-- BEGIN TASK MATERIAL --

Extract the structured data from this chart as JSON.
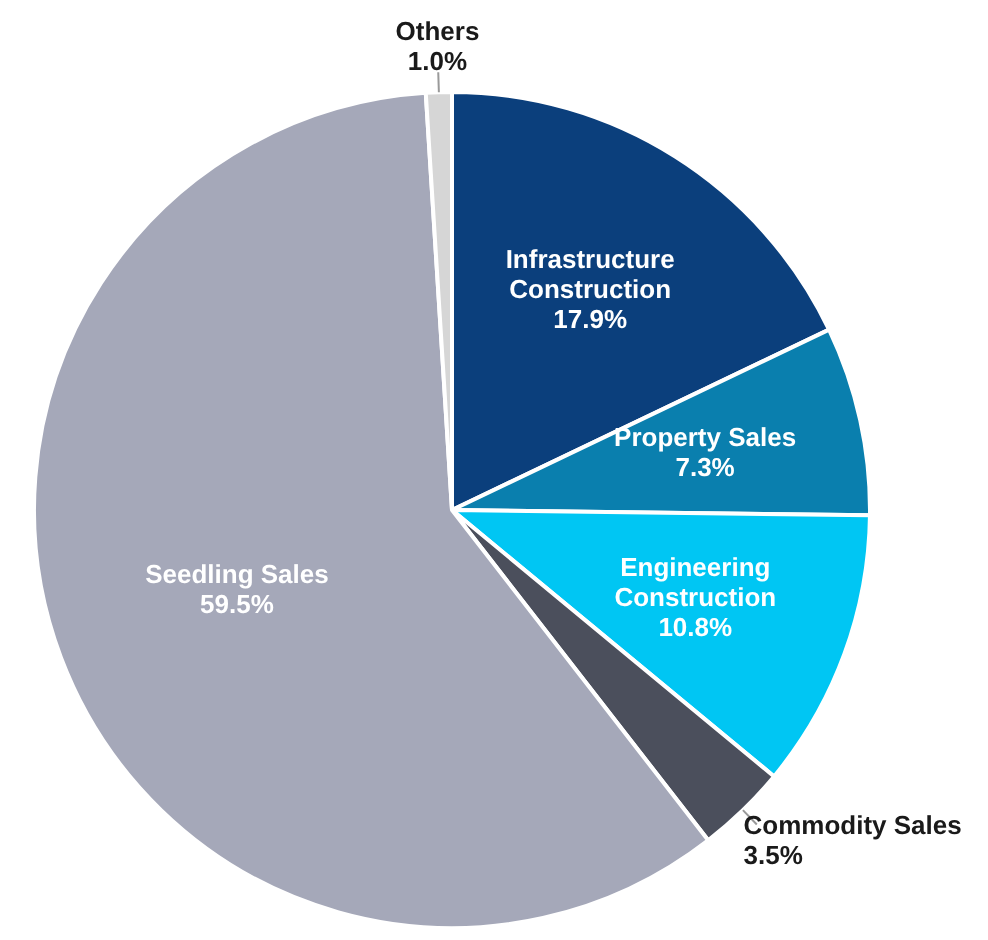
{
  "chart_data": {
    "type": "pie",
    "categories": [
      "Infrastructure Construction",
      "Property Sales",
      "Engineering Construction",
      "Commodity Sales",
      "Seedling Sales",
      "Others"
    ],
    "values": [
      17.9,
      7.3,
      10.8,
      3.5,
      59.5,
      1.0
    ],
    "value_labels": [
      "17.9%",
      "7.3%",
      "10.8%",
      "3.5%",
      "59.5%",
      "1.0%"
    ],
    "colors": [
      "#0b3f7c",
      "#0a7fae",
      "#00c6f3",
      "#4b4f5c",
      "#a5a8b9",
      "#d6d6d6"
    ],
    "legend": false
  }
}
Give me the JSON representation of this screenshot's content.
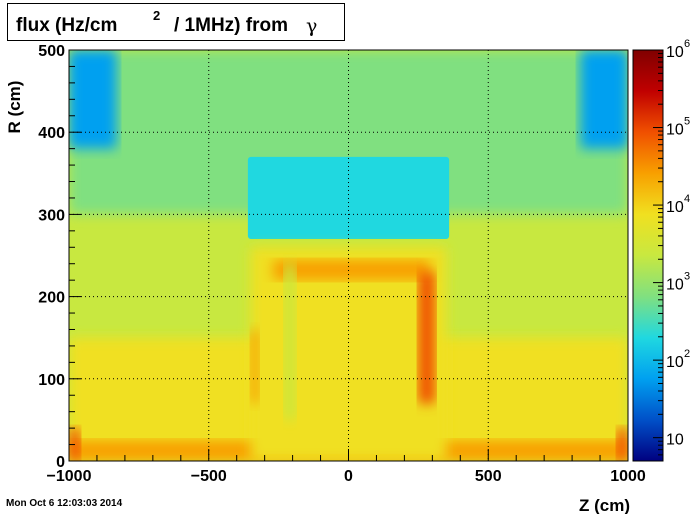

-- END TASK MATERIAL --

* [WHAT IS REQUIRED]: All the material shown above is to be copied exactly, with no pictures carried over.

* [THE REPLY]:
Extract the structured data from this chart as JSON.
{
  "chart_data": {
    "type": "pie",
    "categories": [
      "Infrastructure Construction",
      "Property Sales",
      "Engineering Construction",
      "Commodity Sales",
      "Seedling Sales",
      "Others"
    ],
    "values": [
      17.9,
      7.3,
      10.8,
      3.5,
      59.5,
      1.0
    ],
    "value_labels": [
      "17.9%",
      "7.3%",
      "10.8%",
      "3.5%",
      "59.5%",
      "1.0%"
    ],
    "colors": [
      "#0b3f7c",
      "#0a7fae",
      "#00c6f3",
      "#4b4f5c",
      "#a5a8b9",
      "#d6d6d6"
    ],
    "legend": false
  }
}
Give me the JSON representation of this screenshot's content.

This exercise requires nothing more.